# Start of DATASET CONTENT

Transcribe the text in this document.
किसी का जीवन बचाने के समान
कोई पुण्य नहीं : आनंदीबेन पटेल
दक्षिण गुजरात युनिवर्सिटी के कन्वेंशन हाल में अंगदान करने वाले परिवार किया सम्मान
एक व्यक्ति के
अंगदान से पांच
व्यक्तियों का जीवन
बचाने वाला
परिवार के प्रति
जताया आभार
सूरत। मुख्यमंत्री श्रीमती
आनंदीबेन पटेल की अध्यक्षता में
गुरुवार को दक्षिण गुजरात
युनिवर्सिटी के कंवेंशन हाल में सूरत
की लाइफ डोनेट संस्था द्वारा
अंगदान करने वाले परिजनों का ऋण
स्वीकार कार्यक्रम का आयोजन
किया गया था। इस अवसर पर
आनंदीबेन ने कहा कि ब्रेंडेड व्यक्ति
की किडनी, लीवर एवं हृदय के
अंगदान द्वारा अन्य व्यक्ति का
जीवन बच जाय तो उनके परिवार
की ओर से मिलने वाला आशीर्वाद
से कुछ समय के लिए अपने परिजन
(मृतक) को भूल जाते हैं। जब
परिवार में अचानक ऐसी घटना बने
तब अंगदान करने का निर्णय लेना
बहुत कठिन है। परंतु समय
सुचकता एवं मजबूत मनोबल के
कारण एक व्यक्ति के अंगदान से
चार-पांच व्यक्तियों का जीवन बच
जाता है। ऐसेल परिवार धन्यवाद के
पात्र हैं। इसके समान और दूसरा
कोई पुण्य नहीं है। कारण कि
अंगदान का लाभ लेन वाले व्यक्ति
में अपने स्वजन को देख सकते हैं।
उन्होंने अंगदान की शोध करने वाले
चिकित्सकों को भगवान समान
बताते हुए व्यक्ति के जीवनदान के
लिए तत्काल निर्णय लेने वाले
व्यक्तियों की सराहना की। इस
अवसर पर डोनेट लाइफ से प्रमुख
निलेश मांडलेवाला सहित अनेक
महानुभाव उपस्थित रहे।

# End of DATASET CONTENT

- _STATED EXERCISE_
What is the number of lines in this material that hold the string "अवसर"? Answer with that number only.

- _EXERCISE RESULT_
2